*Task inputs:*
━━━━━━

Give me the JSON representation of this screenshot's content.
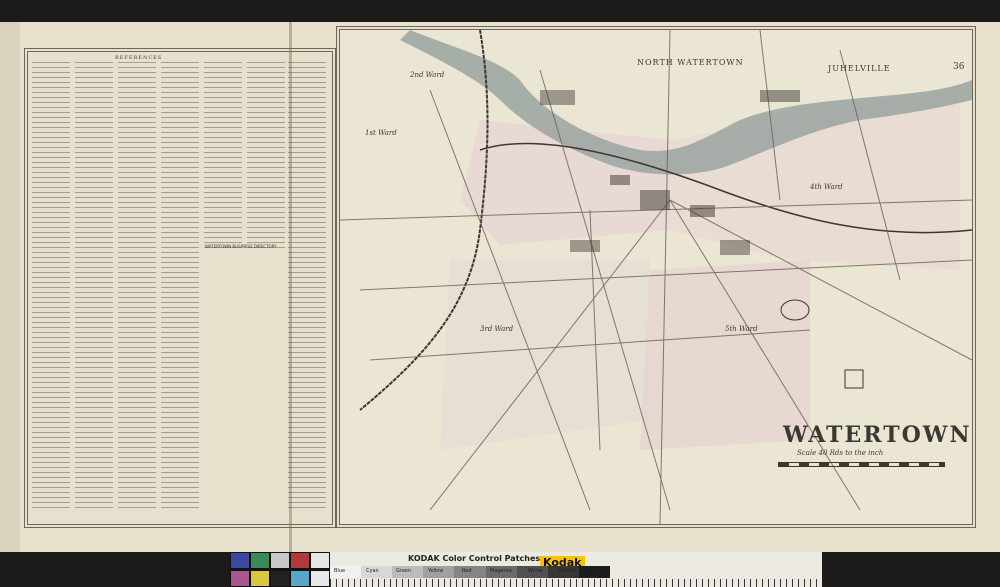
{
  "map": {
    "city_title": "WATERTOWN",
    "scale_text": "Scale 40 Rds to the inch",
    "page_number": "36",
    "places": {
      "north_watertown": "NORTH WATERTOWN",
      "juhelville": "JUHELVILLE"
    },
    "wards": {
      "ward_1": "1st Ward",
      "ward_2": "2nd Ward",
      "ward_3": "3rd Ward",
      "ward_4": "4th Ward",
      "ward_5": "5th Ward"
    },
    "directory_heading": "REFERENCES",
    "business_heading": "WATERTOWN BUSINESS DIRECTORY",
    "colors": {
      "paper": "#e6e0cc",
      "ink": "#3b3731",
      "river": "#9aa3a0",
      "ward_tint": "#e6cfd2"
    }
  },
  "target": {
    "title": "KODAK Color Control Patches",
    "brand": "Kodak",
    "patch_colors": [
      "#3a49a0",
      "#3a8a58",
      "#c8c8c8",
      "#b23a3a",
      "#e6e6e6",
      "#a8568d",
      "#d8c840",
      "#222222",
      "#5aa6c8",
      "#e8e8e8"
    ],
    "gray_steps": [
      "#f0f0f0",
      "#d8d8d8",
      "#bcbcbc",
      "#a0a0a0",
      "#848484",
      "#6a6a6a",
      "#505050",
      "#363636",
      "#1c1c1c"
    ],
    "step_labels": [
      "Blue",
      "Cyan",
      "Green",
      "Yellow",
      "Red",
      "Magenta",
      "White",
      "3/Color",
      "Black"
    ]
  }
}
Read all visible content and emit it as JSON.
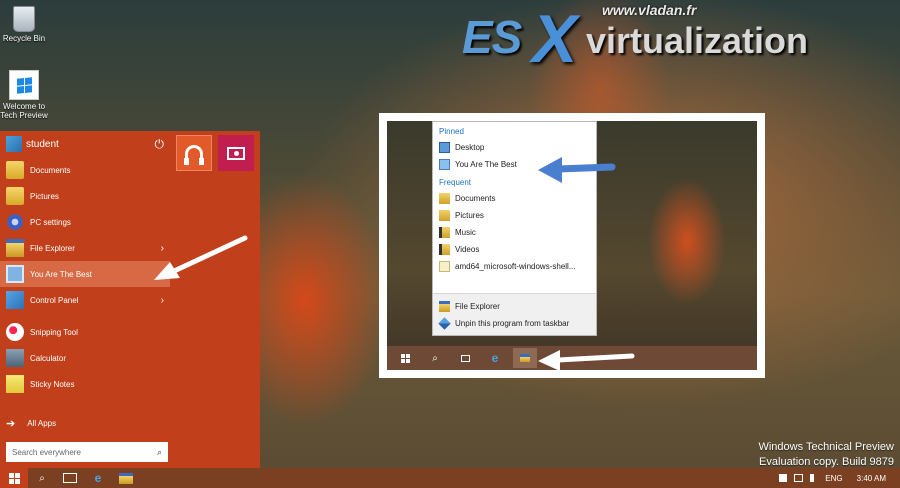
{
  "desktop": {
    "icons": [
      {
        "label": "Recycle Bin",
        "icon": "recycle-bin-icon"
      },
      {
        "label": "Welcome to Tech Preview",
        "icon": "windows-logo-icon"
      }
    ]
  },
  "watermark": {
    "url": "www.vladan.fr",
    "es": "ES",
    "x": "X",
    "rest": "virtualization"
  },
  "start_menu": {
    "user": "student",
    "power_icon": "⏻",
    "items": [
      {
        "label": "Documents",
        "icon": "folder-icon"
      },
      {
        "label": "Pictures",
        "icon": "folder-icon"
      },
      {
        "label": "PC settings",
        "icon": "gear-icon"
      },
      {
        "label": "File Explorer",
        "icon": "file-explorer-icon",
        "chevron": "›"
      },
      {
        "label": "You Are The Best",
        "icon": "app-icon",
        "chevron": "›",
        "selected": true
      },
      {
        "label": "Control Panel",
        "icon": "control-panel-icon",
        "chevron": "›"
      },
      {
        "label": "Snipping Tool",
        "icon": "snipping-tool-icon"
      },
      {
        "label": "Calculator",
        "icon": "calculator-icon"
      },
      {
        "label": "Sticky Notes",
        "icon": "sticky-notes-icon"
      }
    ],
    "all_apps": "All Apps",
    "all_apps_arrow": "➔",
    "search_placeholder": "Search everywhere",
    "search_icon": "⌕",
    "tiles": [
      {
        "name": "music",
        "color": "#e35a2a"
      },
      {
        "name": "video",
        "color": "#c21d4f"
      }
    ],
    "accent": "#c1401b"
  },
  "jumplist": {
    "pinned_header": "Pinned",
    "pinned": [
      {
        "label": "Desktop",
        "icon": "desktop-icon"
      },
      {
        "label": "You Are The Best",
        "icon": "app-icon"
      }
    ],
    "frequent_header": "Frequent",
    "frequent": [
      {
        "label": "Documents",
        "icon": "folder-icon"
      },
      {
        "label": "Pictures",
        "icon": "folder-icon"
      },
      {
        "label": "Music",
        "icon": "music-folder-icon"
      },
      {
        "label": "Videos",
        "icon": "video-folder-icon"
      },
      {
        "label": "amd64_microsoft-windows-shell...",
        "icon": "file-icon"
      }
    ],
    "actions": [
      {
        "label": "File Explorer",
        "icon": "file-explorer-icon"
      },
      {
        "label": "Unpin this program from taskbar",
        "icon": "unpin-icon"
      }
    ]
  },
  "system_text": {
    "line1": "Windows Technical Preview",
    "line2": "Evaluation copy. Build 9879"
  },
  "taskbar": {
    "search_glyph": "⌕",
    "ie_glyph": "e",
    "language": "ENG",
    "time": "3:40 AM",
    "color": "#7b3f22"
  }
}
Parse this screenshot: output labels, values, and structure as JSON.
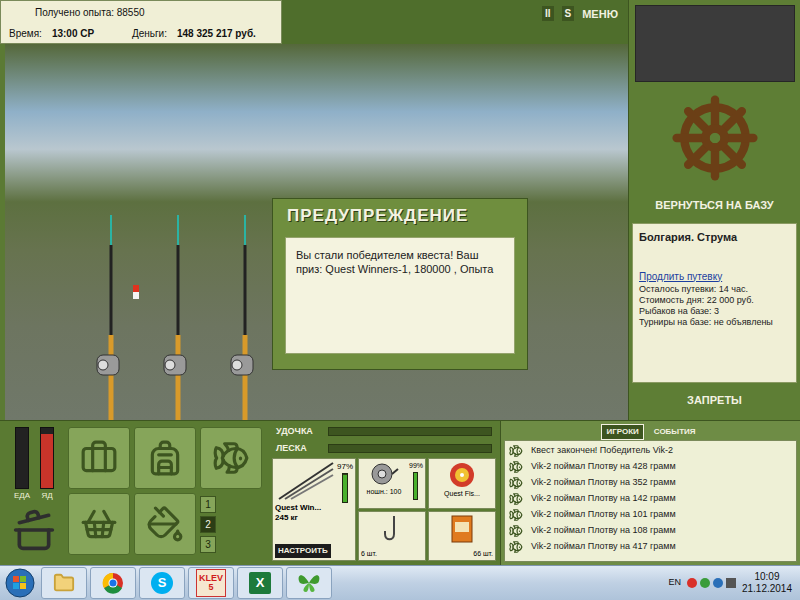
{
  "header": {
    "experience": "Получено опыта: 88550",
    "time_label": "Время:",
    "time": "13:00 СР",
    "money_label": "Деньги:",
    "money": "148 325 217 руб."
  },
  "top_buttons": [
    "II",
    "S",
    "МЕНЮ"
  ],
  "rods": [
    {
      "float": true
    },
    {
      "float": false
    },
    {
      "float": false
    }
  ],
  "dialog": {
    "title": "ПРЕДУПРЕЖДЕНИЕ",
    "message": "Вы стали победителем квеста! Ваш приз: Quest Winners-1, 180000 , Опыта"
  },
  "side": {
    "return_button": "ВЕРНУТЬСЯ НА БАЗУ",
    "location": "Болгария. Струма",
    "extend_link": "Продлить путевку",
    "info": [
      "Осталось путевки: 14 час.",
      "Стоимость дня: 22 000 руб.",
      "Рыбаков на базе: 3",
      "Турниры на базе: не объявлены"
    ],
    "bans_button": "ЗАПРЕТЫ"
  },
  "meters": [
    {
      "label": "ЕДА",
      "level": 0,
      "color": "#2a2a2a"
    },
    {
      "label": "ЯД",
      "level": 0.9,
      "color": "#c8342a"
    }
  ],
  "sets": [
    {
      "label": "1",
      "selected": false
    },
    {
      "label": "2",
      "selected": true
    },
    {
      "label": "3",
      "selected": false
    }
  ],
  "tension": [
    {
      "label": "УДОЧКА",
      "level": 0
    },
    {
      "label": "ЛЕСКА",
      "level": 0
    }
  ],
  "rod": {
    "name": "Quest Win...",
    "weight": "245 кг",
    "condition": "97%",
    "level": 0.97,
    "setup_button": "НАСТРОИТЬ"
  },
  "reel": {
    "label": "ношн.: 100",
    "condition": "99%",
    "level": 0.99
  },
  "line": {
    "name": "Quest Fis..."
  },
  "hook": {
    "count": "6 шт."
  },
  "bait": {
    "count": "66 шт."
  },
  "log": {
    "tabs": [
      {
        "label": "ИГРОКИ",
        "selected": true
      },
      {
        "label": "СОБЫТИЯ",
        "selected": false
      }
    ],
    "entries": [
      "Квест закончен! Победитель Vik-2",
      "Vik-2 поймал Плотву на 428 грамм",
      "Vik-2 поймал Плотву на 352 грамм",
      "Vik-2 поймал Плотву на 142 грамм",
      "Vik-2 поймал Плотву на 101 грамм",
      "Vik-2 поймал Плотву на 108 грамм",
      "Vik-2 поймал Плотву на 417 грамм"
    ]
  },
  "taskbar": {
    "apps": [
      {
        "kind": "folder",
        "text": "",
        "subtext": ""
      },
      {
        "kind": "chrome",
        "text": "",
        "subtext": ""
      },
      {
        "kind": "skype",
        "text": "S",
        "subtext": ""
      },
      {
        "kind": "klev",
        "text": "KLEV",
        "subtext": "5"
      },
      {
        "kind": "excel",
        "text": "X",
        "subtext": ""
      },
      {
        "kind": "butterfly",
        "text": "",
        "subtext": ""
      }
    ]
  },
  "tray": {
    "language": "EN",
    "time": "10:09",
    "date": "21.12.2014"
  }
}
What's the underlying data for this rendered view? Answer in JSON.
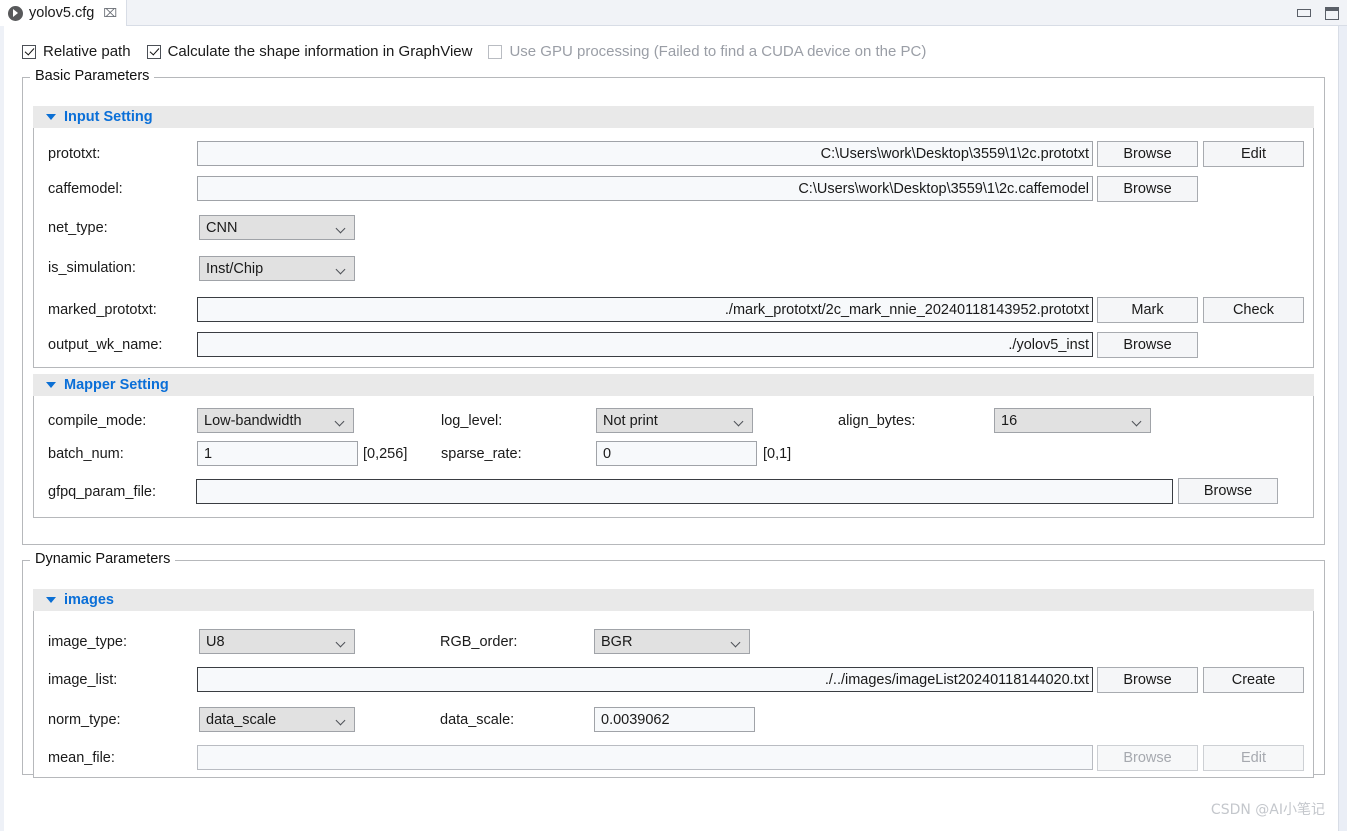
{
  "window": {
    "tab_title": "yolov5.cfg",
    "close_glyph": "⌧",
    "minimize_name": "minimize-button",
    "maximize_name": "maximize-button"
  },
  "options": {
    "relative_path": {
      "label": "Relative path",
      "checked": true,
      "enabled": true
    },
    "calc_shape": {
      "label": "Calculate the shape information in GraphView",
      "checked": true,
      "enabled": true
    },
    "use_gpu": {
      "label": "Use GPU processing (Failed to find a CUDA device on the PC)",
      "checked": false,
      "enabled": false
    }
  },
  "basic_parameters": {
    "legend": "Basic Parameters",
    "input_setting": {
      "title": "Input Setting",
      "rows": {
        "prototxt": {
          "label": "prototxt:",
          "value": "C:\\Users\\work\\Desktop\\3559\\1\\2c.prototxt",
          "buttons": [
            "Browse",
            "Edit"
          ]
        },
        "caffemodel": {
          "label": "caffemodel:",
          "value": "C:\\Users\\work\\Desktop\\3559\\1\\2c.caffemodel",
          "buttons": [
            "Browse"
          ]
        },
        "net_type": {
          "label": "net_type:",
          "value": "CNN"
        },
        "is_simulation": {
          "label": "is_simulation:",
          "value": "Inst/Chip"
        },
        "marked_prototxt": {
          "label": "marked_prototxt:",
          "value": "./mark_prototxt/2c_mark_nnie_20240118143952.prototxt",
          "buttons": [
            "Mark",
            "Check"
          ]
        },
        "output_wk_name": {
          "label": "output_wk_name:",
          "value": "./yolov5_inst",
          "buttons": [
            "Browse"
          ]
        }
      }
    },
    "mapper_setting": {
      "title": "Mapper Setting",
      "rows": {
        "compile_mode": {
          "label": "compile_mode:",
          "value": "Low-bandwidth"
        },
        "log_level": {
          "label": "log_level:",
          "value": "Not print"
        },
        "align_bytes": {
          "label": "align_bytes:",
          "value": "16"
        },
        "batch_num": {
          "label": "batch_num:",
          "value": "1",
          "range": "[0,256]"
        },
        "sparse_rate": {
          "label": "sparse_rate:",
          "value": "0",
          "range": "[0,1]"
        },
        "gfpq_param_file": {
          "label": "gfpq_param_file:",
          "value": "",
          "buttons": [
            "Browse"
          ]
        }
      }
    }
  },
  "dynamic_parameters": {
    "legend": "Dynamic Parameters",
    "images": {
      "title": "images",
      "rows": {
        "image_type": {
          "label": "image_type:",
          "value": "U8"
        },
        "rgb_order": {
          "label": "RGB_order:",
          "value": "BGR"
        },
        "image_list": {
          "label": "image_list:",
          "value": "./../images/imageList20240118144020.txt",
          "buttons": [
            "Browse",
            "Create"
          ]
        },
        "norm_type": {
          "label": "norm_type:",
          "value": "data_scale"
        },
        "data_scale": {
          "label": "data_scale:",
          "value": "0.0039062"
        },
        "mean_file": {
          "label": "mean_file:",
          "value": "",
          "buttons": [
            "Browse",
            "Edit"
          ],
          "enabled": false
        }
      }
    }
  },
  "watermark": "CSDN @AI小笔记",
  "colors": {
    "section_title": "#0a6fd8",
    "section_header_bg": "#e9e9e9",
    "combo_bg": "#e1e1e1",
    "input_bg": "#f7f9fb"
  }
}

━━━━━━

*Given request:* Extract from the material all lines containing the string "false".

*Solved exercise:*
      "float": false
      "float": false
      "selected": false
      "selected": false
        "selected": false
      "checked": false,
      "enabled": false
          "enabled": false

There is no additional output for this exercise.